**WHAT IS EXPECTED:** Reproduce verbatim the material from the line containing "For every button, label, input, icon, or" through the line containing "circle-marker bbox=[632, 366, 646, 380]", including both of those lines.
---
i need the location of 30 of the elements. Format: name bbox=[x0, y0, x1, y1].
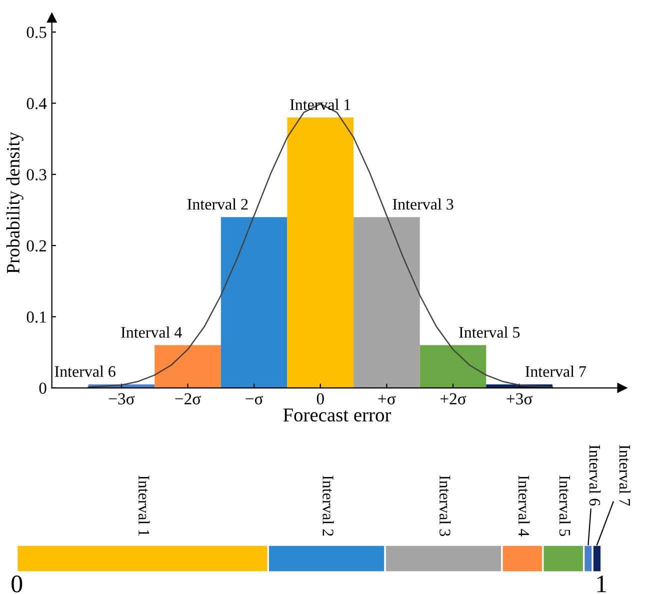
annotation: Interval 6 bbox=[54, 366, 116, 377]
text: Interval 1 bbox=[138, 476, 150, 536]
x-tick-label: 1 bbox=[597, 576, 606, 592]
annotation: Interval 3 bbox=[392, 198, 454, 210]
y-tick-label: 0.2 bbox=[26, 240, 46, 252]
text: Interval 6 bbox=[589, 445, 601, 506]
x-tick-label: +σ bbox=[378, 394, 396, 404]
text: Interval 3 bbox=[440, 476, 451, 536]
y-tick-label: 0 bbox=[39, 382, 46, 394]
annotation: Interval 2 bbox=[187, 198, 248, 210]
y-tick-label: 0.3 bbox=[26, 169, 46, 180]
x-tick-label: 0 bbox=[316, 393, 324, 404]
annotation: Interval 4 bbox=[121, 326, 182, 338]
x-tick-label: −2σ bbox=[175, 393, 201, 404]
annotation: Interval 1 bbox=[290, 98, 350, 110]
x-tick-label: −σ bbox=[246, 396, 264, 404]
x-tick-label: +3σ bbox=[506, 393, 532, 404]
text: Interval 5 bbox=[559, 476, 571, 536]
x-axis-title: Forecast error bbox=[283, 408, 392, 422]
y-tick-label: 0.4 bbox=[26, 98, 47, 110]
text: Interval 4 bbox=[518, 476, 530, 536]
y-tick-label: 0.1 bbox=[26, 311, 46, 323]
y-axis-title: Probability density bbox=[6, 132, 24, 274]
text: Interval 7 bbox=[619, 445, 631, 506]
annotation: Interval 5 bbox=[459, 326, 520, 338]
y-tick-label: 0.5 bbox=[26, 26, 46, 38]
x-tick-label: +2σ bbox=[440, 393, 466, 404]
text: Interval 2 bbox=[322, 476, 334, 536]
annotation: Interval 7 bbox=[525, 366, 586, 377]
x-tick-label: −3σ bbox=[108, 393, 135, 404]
---
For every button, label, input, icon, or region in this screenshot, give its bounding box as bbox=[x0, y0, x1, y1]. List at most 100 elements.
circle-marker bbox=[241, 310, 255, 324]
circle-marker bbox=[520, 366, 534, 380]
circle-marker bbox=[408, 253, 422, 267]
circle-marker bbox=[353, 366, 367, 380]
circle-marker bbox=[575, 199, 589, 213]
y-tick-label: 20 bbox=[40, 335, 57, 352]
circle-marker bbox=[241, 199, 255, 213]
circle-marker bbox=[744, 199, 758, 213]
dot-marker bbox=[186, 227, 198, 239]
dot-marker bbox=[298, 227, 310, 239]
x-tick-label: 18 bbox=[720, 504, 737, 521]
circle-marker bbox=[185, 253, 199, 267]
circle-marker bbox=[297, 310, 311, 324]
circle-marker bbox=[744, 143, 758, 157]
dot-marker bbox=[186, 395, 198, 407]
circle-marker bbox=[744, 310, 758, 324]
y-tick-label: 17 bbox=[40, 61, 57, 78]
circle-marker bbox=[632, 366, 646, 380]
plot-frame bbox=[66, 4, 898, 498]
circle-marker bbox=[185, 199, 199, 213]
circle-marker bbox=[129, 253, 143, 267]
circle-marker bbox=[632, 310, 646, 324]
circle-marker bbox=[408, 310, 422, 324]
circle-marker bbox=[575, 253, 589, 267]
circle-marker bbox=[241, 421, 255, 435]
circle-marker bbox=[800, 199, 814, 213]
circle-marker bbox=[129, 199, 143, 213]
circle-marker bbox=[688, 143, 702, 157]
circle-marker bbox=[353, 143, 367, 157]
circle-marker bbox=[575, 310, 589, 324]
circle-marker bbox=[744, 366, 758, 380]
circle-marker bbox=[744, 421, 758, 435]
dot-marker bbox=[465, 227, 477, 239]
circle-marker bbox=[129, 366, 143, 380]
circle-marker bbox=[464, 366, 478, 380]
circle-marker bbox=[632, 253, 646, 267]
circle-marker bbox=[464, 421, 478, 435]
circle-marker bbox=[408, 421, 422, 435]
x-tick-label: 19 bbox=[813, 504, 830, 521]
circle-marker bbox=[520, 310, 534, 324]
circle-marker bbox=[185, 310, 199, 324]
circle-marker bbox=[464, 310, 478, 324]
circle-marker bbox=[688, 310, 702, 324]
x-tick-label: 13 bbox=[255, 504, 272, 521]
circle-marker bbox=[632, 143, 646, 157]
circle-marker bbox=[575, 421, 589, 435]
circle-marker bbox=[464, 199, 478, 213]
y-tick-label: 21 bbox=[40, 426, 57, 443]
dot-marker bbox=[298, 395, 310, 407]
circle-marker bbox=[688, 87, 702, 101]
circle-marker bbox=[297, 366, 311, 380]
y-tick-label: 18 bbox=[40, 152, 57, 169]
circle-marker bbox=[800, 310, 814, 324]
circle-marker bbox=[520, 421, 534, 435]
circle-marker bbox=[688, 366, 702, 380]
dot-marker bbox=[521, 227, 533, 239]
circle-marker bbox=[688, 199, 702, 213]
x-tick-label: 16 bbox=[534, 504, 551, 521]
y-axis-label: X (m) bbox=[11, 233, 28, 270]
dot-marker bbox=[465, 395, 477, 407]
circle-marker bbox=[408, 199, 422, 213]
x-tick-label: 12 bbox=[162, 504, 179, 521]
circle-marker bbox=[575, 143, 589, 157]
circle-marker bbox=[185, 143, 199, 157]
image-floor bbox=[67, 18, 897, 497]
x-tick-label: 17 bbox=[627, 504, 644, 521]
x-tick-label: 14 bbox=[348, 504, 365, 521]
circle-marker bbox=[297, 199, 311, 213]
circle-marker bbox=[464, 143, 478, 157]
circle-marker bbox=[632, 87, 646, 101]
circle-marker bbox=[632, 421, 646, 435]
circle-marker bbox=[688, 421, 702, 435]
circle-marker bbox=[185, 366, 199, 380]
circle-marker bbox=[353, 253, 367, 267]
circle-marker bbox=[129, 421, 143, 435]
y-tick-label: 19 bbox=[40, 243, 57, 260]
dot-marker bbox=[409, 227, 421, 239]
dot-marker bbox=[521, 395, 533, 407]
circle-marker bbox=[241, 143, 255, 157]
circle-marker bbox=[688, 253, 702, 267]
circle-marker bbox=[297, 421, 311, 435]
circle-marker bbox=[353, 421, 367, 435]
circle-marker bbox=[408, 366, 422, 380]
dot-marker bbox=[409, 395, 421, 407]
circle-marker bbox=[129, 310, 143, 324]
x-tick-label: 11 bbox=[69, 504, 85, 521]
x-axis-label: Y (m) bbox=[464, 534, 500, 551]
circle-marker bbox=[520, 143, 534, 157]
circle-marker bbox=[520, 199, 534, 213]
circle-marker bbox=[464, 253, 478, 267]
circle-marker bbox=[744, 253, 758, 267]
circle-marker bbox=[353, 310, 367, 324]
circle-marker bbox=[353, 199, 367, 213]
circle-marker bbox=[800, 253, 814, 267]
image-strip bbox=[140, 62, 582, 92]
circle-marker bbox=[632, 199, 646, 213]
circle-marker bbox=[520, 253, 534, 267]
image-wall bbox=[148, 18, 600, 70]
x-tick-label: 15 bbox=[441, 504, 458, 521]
---
**SOLUTION TO THIS EXERCISE:**
For every button, label, input, icon, or region in this screenshot, give its bounding box as bbox=[x0, y0, x1, y1]. List at most 100 elements.
circle-marker bbox=[241, 310, 255, 324]
circle-marker bbox=[520, 366, 534, 380]
circle-marker bbox=[408, 253, 422, 267]
circle-marker bbox=[353, 366, 367, 380]
circle-marker bbox=[575, 199, 589, 213]
y-tick-label: 20 bbox=[40, 335, 57, 352]
circle-marker bbox=[241, 199, 255, 213]
circle-marker bbox=[744, 199, 758, 213]
dot-marker bbox=[186, 227, 198, 239]
dot-marker bbox=[298, 227, 310, 239]
x-tick-label: 18 bbox=[720, 504, 737, 521]
circle-marker bbox=[185, 253, 199, 267]
circle-marker bbox=[297, 310, 311, 324]
circle-marker bbox=[744, 143, 758, 157]
dot-marker bbox=[186, 395, 198, 407]
circle-marker bbox=[744, 310, 758, 324]
y-tick-label: 17 bbox=[40, 61, 57, 78]
circle-marker bbox=[632, 366, 646, 380]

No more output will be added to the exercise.